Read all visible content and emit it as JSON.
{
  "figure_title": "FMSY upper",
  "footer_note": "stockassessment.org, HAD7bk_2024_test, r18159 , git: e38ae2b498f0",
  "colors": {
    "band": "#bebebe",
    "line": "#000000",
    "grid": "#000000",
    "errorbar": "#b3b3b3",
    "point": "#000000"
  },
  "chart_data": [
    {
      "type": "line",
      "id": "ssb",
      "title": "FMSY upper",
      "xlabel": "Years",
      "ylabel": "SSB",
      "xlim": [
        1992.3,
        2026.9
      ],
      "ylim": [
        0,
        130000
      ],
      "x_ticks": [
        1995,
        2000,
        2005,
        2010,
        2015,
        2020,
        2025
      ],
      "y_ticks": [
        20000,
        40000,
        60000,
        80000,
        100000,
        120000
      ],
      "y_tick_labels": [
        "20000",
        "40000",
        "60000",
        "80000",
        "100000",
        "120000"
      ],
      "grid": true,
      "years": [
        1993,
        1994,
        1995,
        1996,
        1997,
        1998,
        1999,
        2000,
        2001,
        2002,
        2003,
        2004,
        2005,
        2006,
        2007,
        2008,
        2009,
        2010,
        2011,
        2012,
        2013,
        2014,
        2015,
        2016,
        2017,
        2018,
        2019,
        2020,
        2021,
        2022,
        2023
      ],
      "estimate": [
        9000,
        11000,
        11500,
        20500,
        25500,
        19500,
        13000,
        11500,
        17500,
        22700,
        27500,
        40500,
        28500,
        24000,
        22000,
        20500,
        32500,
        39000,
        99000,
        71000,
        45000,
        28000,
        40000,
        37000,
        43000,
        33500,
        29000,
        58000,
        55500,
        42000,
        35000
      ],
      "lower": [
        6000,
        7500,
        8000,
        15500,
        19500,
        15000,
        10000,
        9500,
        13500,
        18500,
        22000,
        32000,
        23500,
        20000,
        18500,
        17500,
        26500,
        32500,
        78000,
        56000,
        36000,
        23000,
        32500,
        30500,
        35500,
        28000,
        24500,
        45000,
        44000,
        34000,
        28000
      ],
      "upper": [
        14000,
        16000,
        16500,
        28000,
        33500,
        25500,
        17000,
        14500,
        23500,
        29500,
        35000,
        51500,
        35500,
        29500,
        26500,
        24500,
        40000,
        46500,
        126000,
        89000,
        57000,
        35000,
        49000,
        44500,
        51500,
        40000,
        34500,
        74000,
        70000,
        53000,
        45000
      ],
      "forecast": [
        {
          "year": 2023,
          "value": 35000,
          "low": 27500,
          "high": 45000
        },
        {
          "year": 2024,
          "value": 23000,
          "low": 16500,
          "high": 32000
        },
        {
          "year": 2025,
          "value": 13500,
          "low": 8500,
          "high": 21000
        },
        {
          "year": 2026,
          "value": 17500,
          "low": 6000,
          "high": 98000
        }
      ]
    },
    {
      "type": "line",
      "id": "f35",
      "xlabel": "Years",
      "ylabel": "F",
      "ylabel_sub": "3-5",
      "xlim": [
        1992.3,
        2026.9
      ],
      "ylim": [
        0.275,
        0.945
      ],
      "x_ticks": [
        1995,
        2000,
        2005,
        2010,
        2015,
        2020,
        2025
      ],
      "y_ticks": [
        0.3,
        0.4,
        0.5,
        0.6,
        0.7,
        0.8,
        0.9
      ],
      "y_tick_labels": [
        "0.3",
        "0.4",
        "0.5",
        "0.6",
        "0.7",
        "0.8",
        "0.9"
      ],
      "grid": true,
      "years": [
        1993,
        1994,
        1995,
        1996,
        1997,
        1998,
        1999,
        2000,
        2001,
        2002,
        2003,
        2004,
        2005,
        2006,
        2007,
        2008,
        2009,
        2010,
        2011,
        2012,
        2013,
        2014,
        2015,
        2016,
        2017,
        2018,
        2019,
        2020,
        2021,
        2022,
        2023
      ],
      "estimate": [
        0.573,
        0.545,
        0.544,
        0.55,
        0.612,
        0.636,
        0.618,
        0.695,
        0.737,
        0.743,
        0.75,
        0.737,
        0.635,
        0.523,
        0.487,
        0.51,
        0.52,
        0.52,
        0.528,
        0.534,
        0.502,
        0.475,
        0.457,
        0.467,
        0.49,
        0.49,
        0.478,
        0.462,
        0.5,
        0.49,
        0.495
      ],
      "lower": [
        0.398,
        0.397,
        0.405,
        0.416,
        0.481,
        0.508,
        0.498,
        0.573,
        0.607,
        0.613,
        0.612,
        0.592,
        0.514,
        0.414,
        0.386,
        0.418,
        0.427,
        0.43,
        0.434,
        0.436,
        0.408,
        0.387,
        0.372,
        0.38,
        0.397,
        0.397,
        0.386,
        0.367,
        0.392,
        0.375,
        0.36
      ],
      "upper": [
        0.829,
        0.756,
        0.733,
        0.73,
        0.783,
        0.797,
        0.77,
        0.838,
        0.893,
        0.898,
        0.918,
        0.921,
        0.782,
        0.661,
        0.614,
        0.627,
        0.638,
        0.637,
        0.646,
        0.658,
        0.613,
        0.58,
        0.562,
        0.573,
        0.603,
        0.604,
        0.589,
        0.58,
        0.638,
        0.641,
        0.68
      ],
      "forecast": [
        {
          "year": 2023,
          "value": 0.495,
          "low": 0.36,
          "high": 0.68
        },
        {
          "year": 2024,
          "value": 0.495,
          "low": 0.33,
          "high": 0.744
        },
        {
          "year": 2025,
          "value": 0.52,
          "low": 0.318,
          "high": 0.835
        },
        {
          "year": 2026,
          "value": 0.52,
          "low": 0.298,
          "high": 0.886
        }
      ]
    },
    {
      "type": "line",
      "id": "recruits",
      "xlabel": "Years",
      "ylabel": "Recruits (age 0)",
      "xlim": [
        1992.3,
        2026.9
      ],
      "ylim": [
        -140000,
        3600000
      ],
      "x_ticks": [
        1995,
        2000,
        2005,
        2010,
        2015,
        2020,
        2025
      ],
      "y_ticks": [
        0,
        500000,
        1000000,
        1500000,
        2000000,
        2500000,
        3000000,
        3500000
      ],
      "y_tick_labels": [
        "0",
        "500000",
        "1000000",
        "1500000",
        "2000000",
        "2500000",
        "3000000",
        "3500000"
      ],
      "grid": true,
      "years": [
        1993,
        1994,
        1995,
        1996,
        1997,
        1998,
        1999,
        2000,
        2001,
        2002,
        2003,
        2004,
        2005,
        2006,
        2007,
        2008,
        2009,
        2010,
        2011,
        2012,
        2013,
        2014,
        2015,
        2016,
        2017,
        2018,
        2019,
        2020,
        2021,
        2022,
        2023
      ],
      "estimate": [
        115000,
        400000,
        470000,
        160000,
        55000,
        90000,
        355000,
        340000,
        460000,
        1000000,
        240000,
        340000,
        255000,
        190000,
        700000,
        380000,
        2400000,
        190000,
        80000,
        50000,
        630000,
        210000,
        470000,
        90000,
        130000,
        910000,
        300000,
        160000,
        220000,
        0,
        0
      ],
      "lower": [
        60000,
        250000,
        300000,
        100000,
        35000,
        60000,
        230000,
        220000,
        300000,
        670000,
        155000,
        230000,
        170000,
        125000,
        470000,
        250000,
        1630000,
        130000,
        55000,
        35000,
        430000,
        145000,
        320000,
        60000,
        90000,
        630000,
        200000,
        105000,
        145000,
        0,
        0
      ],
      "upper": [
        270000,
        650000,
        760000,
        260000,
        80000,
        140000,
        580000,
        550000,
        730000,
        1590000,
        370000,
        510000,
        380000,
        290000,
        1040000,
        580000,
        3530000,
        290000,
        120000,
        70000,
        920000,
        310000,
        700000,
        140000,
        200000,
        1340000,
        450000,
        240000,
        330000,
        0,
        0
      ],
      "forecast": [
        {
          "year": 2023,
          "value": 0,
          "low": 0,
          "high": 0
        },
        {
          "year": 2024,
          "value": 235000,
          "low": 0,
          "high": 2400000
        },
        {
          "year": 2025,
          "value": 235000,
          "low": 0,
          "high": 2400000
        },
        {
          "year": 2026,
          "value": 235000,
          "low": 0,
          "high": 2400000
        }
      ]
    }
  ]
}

^^^^^^^^

THE TASK — What is the number of lines above that contain "high"? Answer with that number only.

TASK RESULT — 12